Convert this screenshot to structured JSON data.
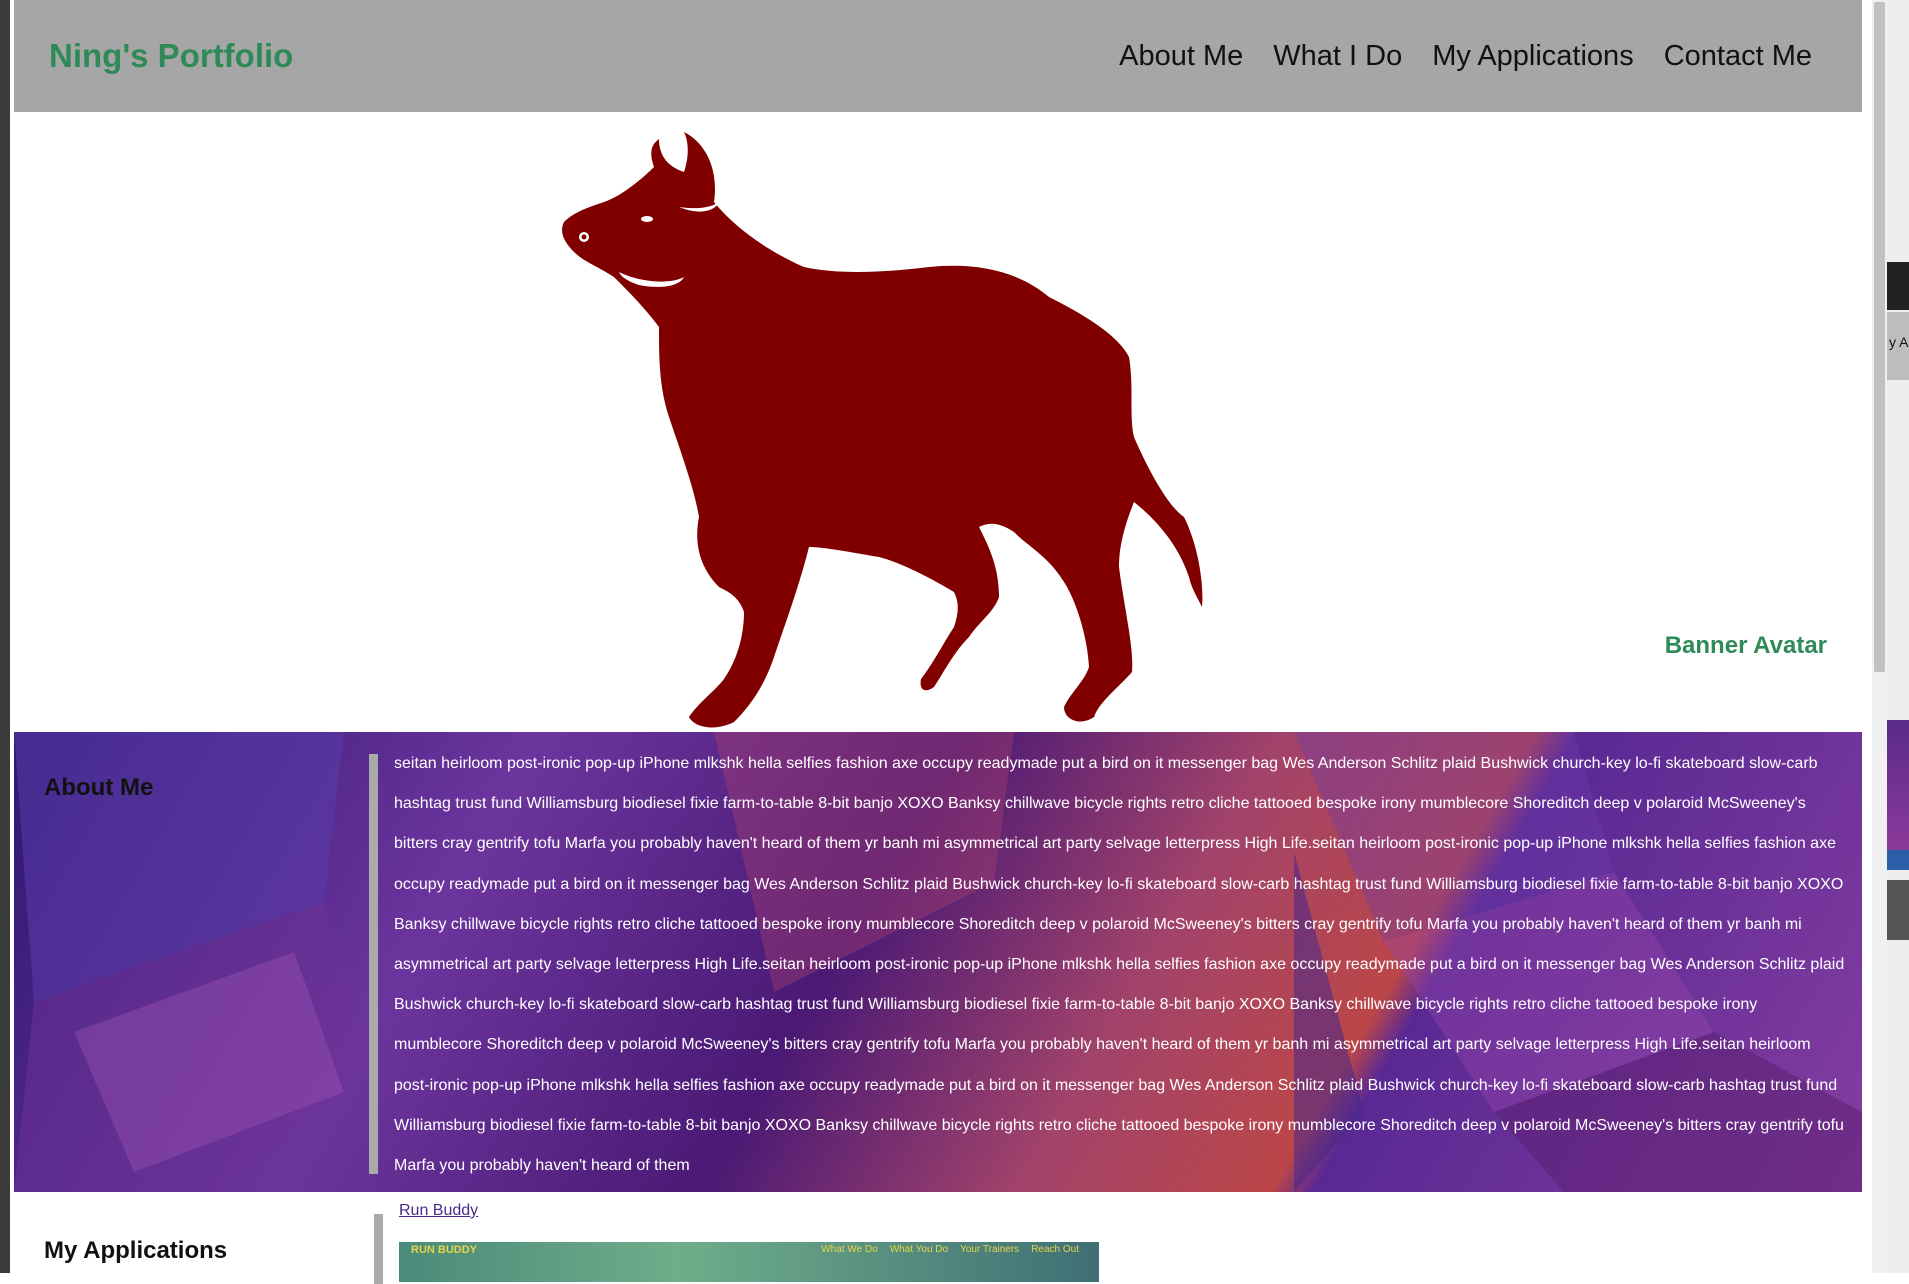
{
  "header": {
    "brand": "Ning's Portfolio",
    "nav": [
      {
        "label": "About Me"
      },
      {
        "label": "What I Do"
      },
      {
        "label": "My Applications"
      },
      {
        "label": "Contact Me"
      }
    ]
  },
  "banner": {
    "label": "Banner Avatar",
    "image_icon": "bull-silhouette-icon"
  },
  "about": {
    "title": "About Me",
    "text": "seitan heirloom post-ironic pop-up iPhone mlkshk hella selfies fashion axe occupy readymade put a bird on it messenger bag Wes Anderson Schlitz plaid Bushwick church-key lo-fi skateboard slow-carb hashtag trust fund Williamsburg biodiesel fixie farm-to-table 8-bit banjo XOXO Banksy chillwave bicycle rights retro cliche tattooed bespoke irony mumblecore Shoreditch deep v polaroid McSweeney's bitters cray gentrify tofu Marfa you probably haven't heard of them yr banh mi asymmetrical art party selvage letterpress High Life.seitan heirloom post-ironic pop-up iPhone mlkshk hella selfies fashion axe occupy readymade put a bird on it messenger bag Wes Anderson Schlitz plaid Bushwick church-key lo-fi skateboard slow-carb hashtag trust fund Williamsburg biodiesel fixie farm-to-table 8-bit banjo XOXO Banksy chillwave bicycle rights retro cliche tattooed bespoke irony mumblecore Shoreditch deep v polaroid McSweeney's bitters cray gentrify tofu Marfa you probably haven't heard of them yr banh mi asymmetrical art party selvage letterpress High Life.seitan heirloom post-ironic pop-up iPhone mlkshk hella selfies fashion axe occupy readymade put a bird on it messenger bag Wes Anderson Schlitz plaid Bushwick church-key lo-fi skateboard slow-carb hashtag trust fund Williamsburg biodiesel fixie farm-to-table 8-bit banjo XOXO Banksy chillwave bicycle rights retro cliche tattooed bespoke irony mumblecore Shoreditch deep v polaroid McSweeney's bitters cray gentrify tofu Marfa you probably haven't heard of them yr banh mi asymmetrical art party selvage letterpress High Life.seitan heirloom post-ironic pop-up iPhone mlkshk hella selfies fashion axe occupy readymade put a bird on it messenger bag Wes Anderson Schlitz plaid Bushwick church-key lo-fi skateboard slow-carb hashtag trust fund Williamsburg biodiesel fixie farm-to-table 8-bit banjo XOXO Banksy chillwave bicycle rights retro cliche tattooed bespoke irony mumblecore Shoreditch deep v polaroid McSweeney's bitters cray gentrify tofu Marfa you probably haven't heard of them"
  },
  "applications": {
    "title": "My Applications",
    "items": [
      {
        "link_label": "Run Buddy",
        "thumb_title": "RUN BUDDY",
        "thumb_nav": [
          "What We Do",
          "What You Do",
          "Your Trainers",
          "Reach Out"
        ]
      }
    ]
  },
  "side_window": {
    "label_fragment": "y A"
  },
  "colors": {
    "brand": "#2e8b57",
    "header_bg": "#a6a6a6",
    "bull": "#800000",
    "link": "#4b2a8a"
  }
}
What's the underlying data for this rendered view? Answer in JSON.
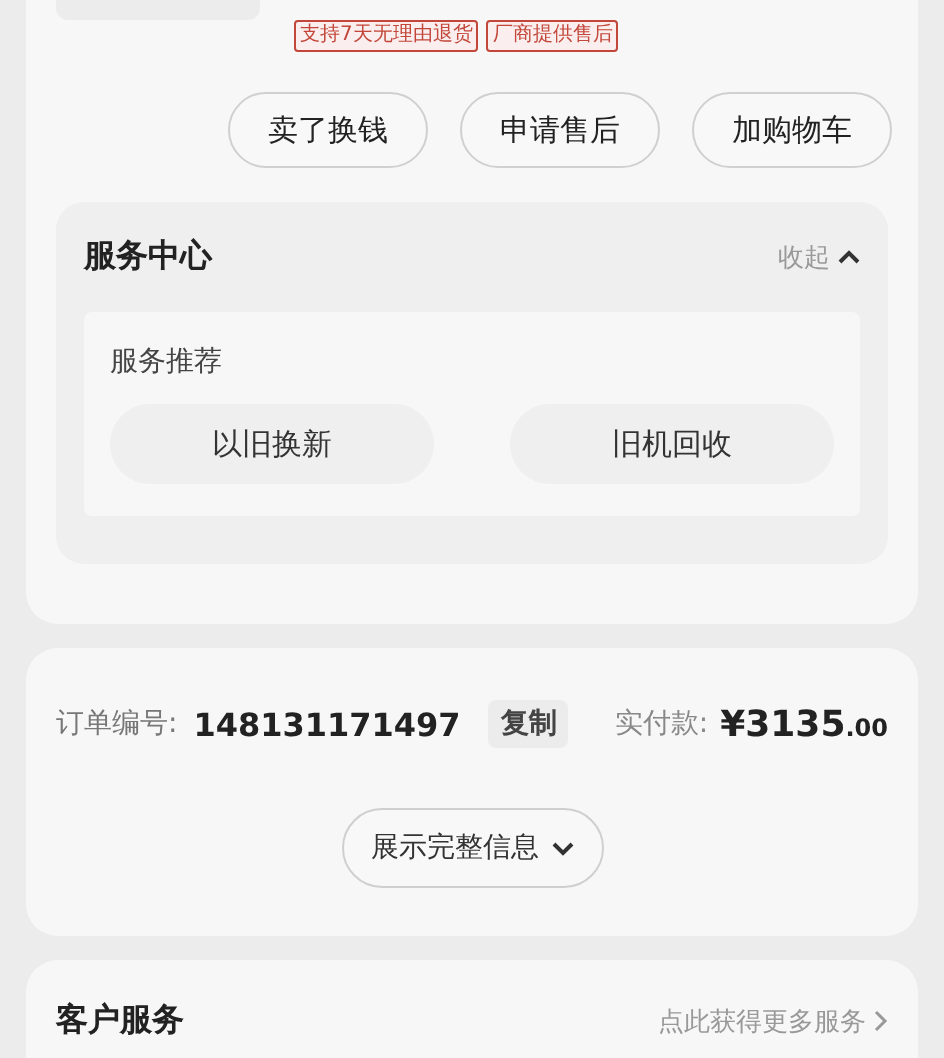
{
  "product": {
    "tags": [
      "支持7天无理由退货",
      "厂商提供售后"
    ],
    "actions": [
      "卖了换钱",
      "申请售后",
      "加购物车"
    ]
  },
  "service_center": {
    "title": "服务中心",
    "toggle": "收起",
    "expanded": true,
    "section_title": "服务推荐",
    "services": [
      "以旧换新",
      "旧机回收"
    ]
  },
  "order": {
    "number_label": "订单编号:",
    "number": "148131171497",
    "copy": "复制",
    "paid_label": "实付款:",
    "paid_currency": "¥",
    "paid_integer": "3135",
    "paid_decimal": ".00",
    "expand_button": "展示完整信息"
  },
  "customer_service": {
    "title": "客户服务",
    "link": "点此获得更多服务"
  }
}
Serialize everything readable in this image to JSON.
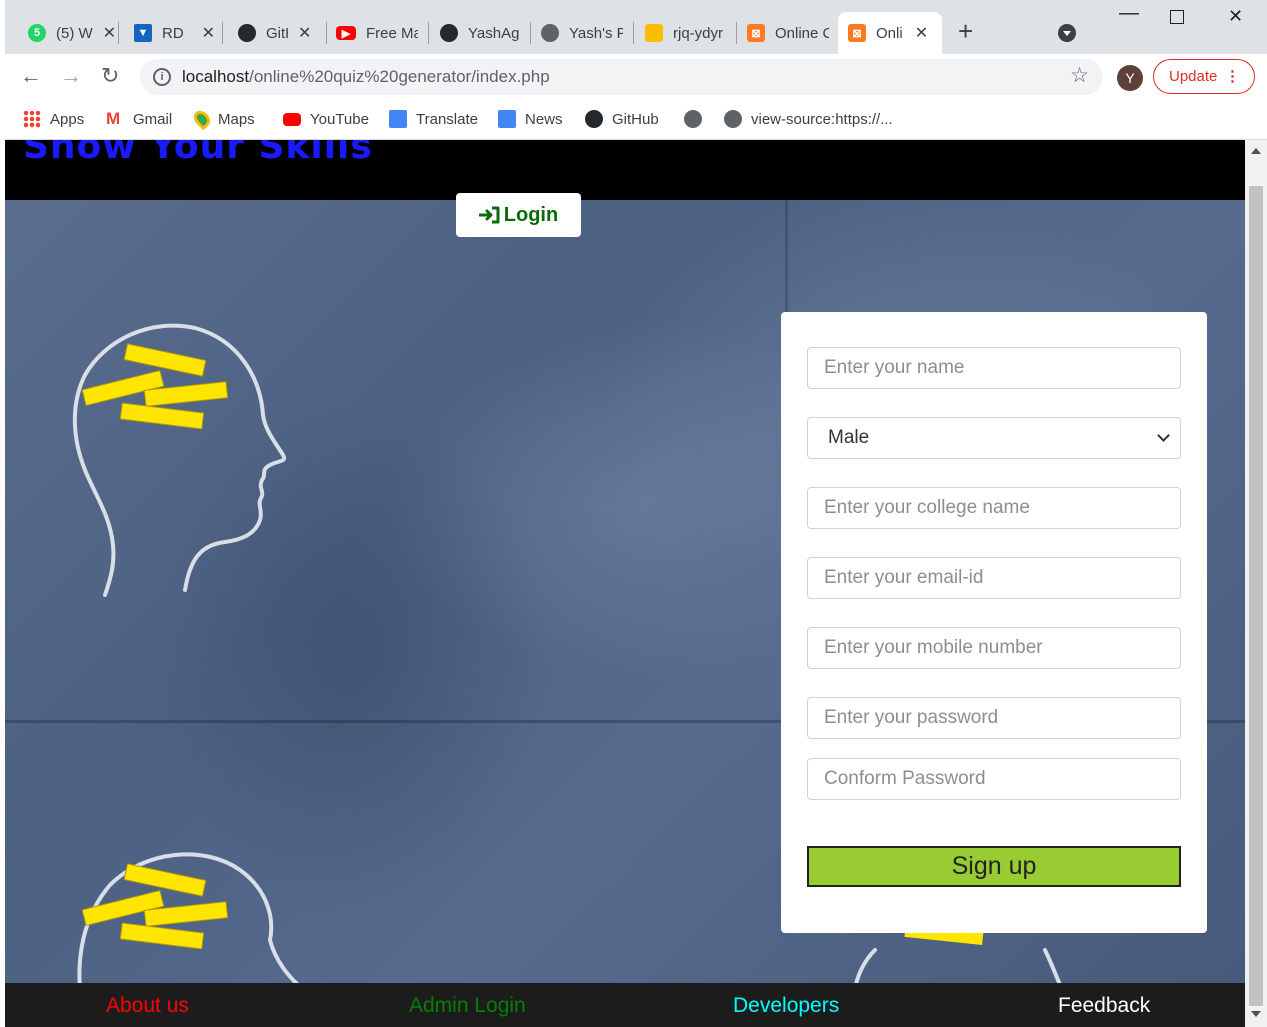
{
  "browser": {
    "tabs": [
      {
        "title": "(5) W",
        "icon": "whatsapp-icon",
        "color": "#25d366"
      },
      {
        "title": "RD",
        "icon": "rd-icon",
        "color": "#1565c0"
      },
      {
        "title": "GitHub",
        "icon": "github-icon",
        "color": "#24292e"
      },
      {
        "title": "Free Ma",
        "icon": "youtube-icon",
        "color": "#ff0000"
      },
      {
        "title": "YashAg",
        "icon": "github-icon",
        "color": "#24292e"
      },
      {
        "title": "Yash's P",
        "icon": "globe-icon",
        "color": "#5f6368"
      },
      {
        "title": "rjq-ydyr",
        "icon": "thumb-icon",
        "color": "#fbbc04"
      },
      {
        "title": "Online C",
        "icon": "xampp-icon",
        "color": "#fb7a24"
      },
      {
        "title": "Onli",
        "icon": "xampp-icon",
        "color": "#fb7a24"
      }
    ],
    "url_host": "localhost",
    "url_path": "/online%20quiz%20generator/index.php",
    "profile_initial": "Y",
    "update_label": "Update",
    "bookmarks": [
      {
        "label": "Apps",
        "icon": "apps-grid-icon"
      },
      {
        "label": "Gmail",
        "icon": "gmail-icon"
      },
      {
        "label": "Maps",
        "icon": "maps-pin-icon"
      },
      {
        "label": "YouTube",
        "icon": "youtube-icon"
      },
      {
        "label": "Translate",
        "icon": "translate-icon"
      },
      {
        "label": "News",
        "icon": "news-icon"
      },
      {
        "label": "GitHub",
        "icon": "github-icon"
      },
      {
        "label": "",
        "icon": "globe-icon"
      },
      {
        "label": "view-source:https://...",
        "icon": "globe-icon"
      }
    ]
  },
  "site": {
    "brand": "Show Your Skills",
    "login_label": "Login",
    "form": {
      "name_placeholder": "Enter your name",
      "gender_selected": "Male",
      "college_placeholder": "Enter your college name",
      "email_placeholder": "Enter your email-id",
      "mobile_placeholder": "Enter your mobile number",
      "password_placeholder": "Enter your password",
      "confirm_placeholder": "Conform Password",
      "signup_label": "Sign up"
    },
    "footer": [
      {
        "label": "About us",
        "color": "#ff0000"
      },
      {
        "label": "Admin Login",
        "color": "#008000"
      },
      {
        "label": "Developers",
        "color": "#00ffff"
      },
      {
        "label": "Feedback",
        "color": "#ffffff"
      }
    ]
  },
  "colors": {
    "brand": "#1a1aff",
    "login_text": "#0a6b0a",
    "signup_bg": "#99cc33",
    "header_bg": "#000000",
    "footer_bg": "#1c1c1c"
  }
}
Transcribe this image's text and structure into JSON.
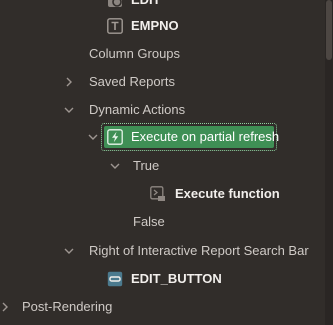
{
  "tree": {
    "nodes": [
      {
        "id": "edit",
        "label": "EDIT",
        "level": "item",
        "icon": "link-icon"
      },
      {
        "id": "empno",
        "label": "EMPNO",
        "level": "item",
        "icon": "text-field-icon"
      },
      {
        "id": "column-groups",
        "label": "Column Groups",
        "level": "section"
      },
      {
        "id": "saved-reports",
        "label": "Saved Reports",
        "level": "section",
        "toggle": "collapsed"
      },
      {
        "id": "dynamic-actions",
        "label": "Dynamic Actions",
        "level": "section",
        "toggle": "expanded"
      },
      {
        "id": "execute-partial-refresh",
        "label": "Execute on partial refresh",
        "level": "item",
        "icon": "lightning-icon",
        "toggle": "expanded",
        "selected": true
      },
      {
        "id": "true",
        "label": "True",
        "level": "subsection",
        "toggle": "expanded"
      },
      {
        "id": "execute-function",
        "label": "Execute function",
        "level": "item",
        "icon": "code-action-icon"
      },
      {
        "id": "false",
        "label": "False",
        "level": "subsection"
      },
      {
        "id": "right-of-ir-search",
        "label": "Right of Interactive Report Search Bar",
        "level": "section",
        "toggle": "expanded"
      },
      {
        "id": "edit-button",
        "label": "EDIT_BUTTON",
        "level": "item",
        "icon": "button-icon"
      },
      {
        "id": "post-rendering",
        "label": "Post-Rendering",
        "level": "root",
        "toggle": "collapsed"
      }
    ]
  },
  "colors": {
    "background": "#312d2a",
    "selected": "#3f8f55",
    "selected_outline": "#8fd3a0",
    "text": "#d6d2cf",
    "text_strong": "#f2efec"
  }
}
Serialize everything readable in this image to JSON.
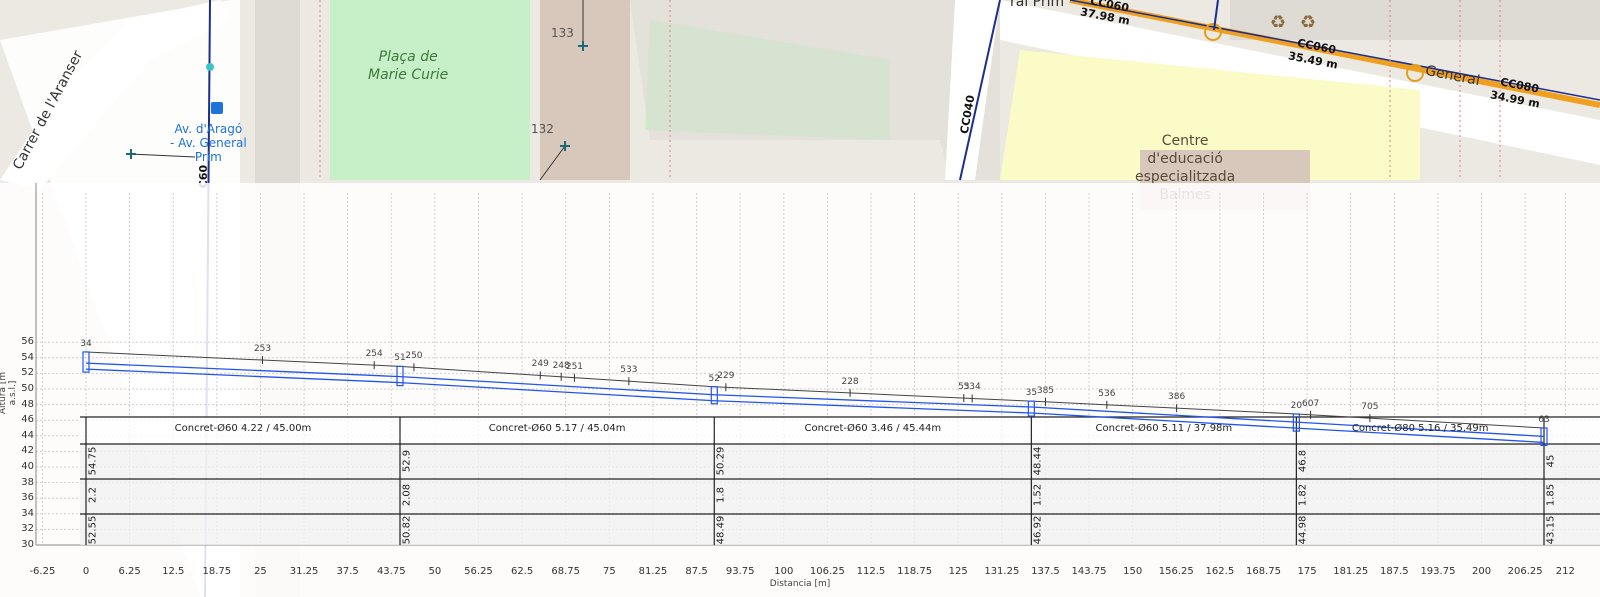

Work required
Look through the material above and work out how many of its lines contain "view". State the number only.

Task response
2